_Short problem_
Among the lines below, how many carry the string "rainfed"? Reply with a number and nothing else.

_Task data_
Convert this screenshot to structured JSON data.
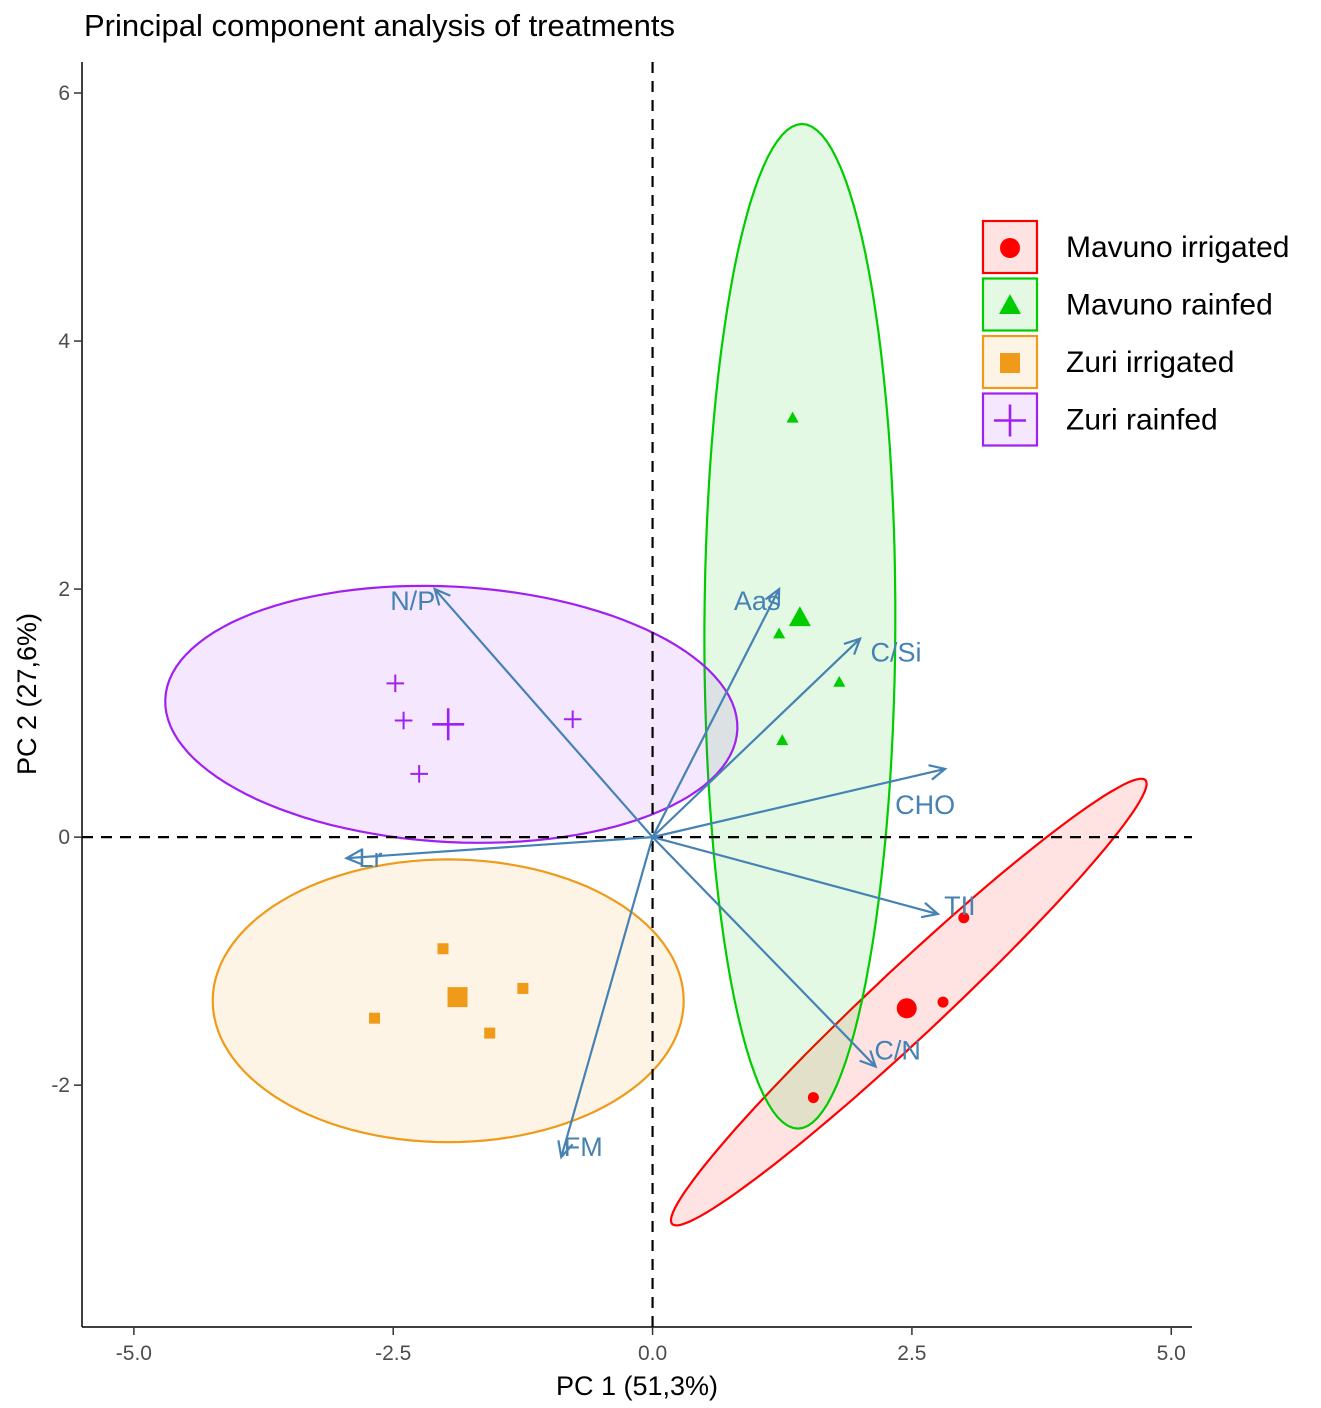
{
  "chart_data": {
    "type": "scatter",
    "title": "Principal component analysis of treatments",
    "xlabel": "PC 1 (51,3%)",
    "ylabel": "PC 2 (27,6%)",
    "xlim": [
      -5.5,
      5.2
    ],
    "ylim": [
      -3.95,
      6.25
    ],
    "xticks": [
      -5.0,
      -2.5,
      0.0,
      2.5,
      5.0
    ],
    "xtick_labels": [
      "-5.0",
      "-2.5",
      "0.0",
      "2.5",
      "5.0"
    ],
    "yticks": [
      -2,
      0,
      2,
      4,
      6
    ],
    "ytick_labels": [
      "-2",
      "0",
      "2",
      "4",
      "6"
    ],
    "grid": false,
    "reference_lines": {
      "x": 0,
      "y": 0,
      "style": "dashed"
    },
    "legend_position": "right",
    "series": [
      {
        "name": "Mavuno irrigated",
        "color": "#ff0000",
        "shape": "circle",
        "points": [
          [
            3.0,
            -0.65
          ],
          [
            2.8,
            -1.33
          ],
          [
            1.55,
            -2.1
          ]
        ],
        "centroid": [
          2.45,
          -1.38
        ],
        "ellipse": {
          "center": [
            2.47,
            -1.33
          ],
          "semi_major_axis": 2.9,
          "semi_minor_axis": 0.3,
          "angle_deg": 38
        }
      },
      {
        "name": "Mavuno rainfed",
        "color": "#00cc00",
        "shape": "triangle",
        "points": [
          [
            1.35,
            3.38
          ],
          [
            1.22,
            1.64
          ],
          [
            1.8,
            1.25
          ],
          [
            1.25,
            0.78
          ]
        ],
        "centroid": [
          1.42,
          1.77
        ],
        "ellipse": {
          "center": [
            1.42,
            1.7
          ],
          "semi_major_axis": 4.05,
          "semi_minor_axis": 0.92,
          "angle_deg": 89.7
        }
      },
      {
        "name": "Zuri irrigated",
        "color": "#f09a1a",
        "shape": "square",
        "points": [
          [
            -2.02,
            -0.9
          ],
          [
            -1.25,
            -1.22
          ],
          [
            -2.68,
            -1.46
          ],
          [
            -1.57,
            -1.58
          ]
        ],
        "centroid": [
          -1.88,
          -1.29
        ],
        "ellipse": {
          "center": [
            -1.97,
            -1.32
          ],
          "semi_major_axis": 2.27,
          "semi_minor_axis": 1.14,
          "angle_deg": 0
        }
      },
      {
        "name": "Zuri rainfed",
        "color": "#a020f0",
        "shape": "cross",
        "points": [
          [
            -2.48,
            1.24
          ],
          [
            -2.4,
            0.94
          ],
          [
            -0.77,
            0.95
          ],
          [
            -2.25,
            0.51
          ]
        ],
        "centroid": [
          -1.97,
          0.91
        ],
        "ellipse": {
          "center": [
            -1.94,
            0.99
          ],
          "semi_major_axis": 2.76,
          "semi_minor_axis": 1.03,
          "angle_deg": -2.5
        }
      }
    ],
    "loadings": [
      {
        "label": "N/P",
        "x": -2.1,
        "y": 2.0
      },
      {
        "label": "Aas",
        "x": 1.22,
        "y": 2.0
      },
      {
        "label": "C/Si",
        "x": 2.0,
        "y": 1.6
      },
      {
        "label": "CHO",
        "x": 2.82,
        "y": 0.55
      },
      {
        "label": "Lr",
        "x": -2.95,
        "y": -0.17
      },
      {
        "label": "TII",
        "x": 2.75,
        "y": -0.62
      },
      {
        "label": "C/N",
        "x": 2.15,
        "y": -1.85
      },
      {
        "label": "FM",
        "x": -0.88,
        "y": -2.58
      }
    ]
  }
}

* * *

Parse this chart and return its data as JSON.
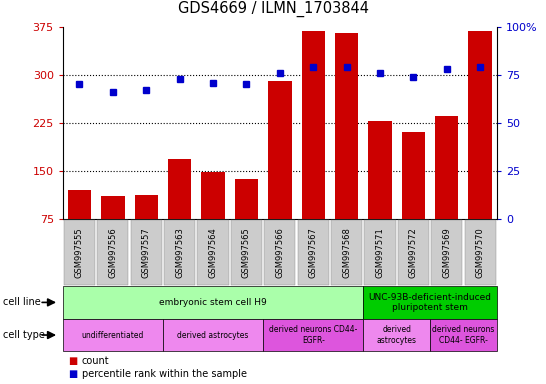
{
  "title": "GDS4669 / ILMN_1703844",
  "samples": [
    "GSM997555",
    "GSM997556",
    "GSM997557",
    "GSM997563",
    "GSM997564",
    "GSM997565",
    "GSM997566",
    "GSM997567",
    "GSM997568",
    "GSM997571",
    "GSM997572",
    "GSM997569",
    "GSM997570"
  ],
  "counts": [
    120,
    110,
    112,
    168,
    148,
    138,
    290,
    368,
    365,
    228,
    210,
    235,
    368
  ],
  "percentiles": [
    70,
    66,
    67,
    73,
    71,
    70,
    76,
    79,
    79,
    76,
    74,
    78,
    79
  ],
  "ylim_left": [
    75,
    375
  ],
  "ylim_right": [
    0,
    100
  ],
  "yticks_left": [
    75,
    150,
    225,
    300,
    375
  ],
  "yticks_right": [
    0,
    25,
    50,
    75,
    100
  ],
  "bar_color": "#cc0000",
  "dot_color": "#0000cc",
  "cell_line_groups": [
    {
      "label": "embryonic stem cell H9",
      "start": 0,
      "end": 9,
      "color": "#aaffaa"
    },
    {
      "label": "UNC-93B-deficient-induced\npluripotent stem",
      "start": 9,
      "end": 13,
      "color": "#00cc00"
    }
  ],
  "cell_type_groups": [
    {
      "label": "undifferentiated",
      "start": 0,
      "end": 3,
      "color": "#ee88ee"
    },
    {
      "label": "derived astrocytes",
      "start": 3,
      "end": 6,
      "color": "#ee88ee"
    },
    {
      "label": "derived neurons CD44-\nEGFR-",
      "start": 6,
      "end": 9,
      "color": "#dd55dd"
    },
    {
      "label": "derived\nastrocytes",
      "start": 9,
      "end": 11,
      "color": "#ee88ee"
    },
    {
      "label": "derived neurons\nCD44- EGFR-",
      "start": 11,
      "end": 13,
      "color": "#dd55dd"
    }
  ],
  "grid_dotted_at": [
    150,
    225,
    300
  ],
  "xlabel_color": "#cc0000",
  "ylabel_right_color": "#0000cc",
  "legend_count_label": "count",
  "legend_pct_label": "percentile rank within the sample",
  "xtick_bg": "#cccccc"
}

_The answer_
2